**Selected passage**
____________________

The Pirates had the strongest reaction to the leaked information, which isn’t surprising because the financial records reveal that the organization has been turning a tidy profit while receiving monumental sums of revenue sharing, not to mention languishing in last place in the weak NL Central.

In addition to revealing the operating (EBITDA) and net (real profit) incomes of all five teams, the leaked documents also provided various details about several streams of revenue, including concessions, broadcast rights, post season gate receipts and revenue sharing, while offering a glimpse into some less publicized expenses like scouting and player development. Maury Brown’s Biz of Baseball blog provides a detailed breakdown of these items, but the bottom line is clear: smaller market teams have been highly profitable thanks in large part to generous revenue sharing payouts.

Of course, we already knew that. For years, Forbes has been conducting an annual analysis of baseball’s finances, so anyone familiar with that study probably didn’t even bat an eye at the findings emanating from the leaked financials. If anything, the published documents reveal that the Forbes figures overstate the profitability of smaller market teams, which you’d think would make teams like the Pirates happy. Then again, with some teams refusing to admit to any profit at all, you can see why a verifiable contradiction would be of concern.

Operating Income Comparison

Year Team Leaked Financials Forbes.com
2008 Pirates  $    14,408,249.00  $   16,000,000.00
2007 Pirates  $    16,197,554.00  $   18,000,000.00
2009 Angels  $    11,926,000.00  $   12,000,000.00
2008 Angels  $    11,254,000.00  $   10,000,000.00
2009 Marlins  $    12,677,000.00  $   46,000,000.00
2008 Marlins  $    39,214,000.00  $   44,000,000.00
2008 Rays  $    14,202,206.00  $   29,000,000.00
2007 Rays  $    21,687,569.00  $   30,000,000.00
2008 Mariners  $     (7,672,000.00)  $    4,000,000.00
2007 Mariners  $    13,765,000.00  $   10,000,000.00

Source: BizofBaseball.com and Forbes.com

Even with leaked financials in hand, any conclusions drawn from the figures still have to be taken with a grain of salt. As private companies, most baseball teams are not beholden to the same rigorous accounting principles that are required of public companies (many of which still find a way to circumvent various financial reporting regulations). Besides, even when following generally accepted accounting principles, most companies can do magic with their financial reporting. As Paul Beeston once famously said while serving as vice president of business operations for the Blue Jays, “Anyone who quotes profits of a baseball club is missing the point. Under generally accepted accounting principles, I can turn a $4 million profit into a $2 million loss, and I can get every national accounting firm to agree with me.”

____________________

**Excerpts from a layout annotation set**
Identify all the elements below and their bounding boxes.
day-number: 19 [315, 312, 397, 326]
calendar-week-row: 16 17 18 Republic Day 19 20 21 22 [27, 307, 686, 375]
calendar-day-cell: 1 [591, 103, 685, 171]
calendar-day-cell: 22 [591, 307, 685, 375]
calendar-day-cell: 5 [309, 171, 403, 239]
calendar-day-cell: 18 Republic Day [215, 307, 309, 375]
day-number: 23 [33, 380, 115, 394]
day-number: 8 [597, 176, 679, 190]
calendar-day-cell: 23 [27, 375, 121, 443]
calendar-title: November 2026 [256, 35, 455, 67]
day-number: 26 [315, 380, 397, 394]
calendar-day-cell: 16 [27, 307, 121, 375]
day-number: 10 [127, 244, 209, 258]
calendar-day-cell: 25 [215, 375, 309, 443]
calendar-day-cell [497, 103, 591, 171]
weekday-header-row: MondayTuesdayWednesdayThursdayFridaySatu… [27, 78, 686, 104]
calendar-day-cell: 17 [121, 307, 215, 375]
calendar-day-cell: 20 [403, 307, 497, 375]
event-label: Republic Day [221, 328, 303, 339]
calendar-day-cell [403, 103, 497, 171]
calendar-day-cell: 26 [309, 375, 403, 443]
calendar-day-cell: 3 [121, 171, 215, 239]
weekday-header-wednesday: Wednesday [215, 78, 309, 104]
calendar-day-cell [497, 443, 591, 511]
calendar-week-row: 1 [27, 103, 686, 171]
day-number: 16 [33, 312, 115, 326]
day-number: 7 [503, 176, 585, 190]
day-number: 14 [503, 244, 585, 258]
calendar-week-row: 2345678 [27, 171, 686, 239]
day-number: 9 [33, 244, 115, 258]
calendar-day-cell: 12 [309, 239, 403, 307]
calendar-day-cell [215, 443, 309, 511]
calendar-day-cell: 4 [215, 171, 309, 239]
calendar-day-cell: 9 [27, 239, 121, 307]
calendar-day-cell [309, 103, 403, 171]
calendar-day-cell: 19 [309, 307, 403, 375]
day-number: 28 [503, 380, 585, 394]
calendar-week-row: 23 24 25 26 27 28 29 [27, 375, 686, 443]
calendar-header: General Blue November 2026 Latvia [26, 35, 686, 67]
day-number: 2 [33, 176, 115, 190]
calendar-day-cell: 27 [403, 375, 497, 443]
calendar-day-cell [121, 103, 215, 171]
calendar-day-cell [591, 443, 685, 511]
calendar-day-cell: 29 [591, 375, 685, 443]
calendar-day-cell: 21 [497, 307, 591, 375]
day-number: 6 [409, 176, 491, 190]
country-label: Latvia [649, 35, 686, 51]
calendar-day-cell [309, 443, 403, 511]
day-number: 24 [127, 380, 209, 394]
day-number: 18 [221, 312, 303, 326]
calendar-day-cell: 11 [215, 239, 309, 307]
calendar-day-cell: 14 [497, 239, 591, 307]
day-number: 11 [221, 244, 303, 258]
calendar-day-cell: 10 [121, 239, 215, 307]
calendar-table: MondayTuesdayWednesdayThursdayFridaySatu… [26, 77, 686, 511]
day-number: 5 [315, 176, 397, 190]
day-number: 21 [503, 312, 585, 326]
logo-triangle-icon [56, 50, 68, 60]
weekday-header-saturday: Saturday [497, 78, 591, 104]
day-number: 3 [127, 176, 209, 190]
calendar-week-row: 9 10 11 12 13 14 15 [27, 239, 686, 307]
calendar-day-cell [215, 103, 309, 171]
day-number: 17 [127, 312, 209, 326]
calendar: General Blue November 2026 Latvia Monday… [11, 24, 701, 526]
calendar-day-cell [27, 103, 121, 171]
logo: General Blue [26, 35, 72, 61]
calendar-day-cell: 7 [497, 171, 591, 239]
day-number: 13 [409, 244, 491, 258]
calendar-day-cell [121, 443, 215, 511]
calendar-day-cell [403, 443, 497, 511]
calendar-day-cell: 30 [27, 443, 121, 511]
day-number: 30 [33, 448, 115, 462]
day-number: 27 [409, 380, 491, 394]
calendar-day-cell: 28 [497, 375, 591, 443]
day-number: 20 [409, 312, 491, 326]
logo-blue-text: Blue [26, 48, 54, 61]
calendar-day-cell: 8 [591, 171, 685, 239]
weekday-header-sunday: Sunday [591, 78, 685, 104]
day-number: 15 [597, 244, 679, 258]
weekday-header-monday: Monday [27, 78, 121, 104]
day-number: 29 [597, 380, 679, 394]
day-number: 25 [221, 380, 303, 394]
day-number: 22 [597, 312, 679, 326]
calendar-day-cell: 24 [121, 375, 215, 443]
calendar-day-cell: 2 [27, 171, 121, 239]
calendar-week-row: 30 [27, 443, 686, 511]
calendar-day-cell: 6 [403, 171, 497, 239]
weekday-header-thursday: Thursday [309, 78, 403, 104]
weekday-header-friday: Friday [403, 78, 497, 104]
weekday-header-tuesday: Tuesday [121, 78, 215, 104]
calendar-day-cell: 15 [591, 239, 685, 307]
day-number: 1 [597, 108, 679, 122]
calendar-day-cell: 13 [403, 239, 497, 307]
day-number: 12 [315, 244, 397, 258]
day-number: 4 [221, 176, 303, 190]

____________________

**Directions**
a - Answer these questions from the passage on baseball finances:
(i) In which division are the Pirates said to be languishing in last place?
(ii) Whose blog is credited with providing a detailed breakdown of the revenue and expense items?
(iii) What position did Paul Beeston hold when he made his quoted remark about baseball profits?
b - Return the entries verbatim, starting with the first line and going on through the line containing "day-number: 16 [33, 312, 115, 326]".

**Results for the exercise**
a -
(i) The NL Central.
(ii) Maury Brown's Biz of Baseball blog.
(iii) Vice president of business operations for the Blue Jays.

b -
Identify all the elements below and their bounding boxes.
day-number: 19 [315, 312, 397, 326]
calendar-week-row: 16 17 18 Republic Day 19 20 21 22 [27, 307, 686, 375]
calendar-day-cell: 1 [591, 103, 685, 171]
calendar-day-cell: 22 [591, 307, 685, 375]
calendar-day-cell: 5 [309, 171, 403, 239]
calendar-day-cell: 18 Republic Day [215, 307, 309, 375]
day-number: 23 [33, 380, 115, 394]
day-number: 8 [597, 176, 679, 190]
calendar-day-cell: 23 [27, 375, 121, 443]
calendar-title: November 2026 [256, 35, 455, 67]
day-number: 26 [315, 380, 397, 394]
calendar-day-cell: 16 [27, 307, 121, 375]
day-number: 10 [127, 244, 209, 258]
calendar-day-cell: 25 [215, 375, 309, 443]
calendar-day-cell [497, 103, 591, 171]
weekday-header-row: MondayTuesdayWednesdayThursdayFridaySatu… [27, 78, 686, 104]
calendar-day-cell: 17 [121, 307, 215, 375]
calendar-day-cell: 20 [403, 307, 497, 375]
event-label: Republic Day [221, 328, 303, 339]
calendar-day-cell [403, 103, 497, 171]
calendar-day-cell: 26 [309, 375, 403, 443]
calendar-day-cell: 3 [121, 171, 215, 239]
weekday-header-wednesday: Wednesday [215, 78, 309, 104]
calendar-day-cell [497, 443, 591, 511]
calendar-week-row: 1 [27, 103, 686, 171]
day-number: 16 [33, 312, 115, 326]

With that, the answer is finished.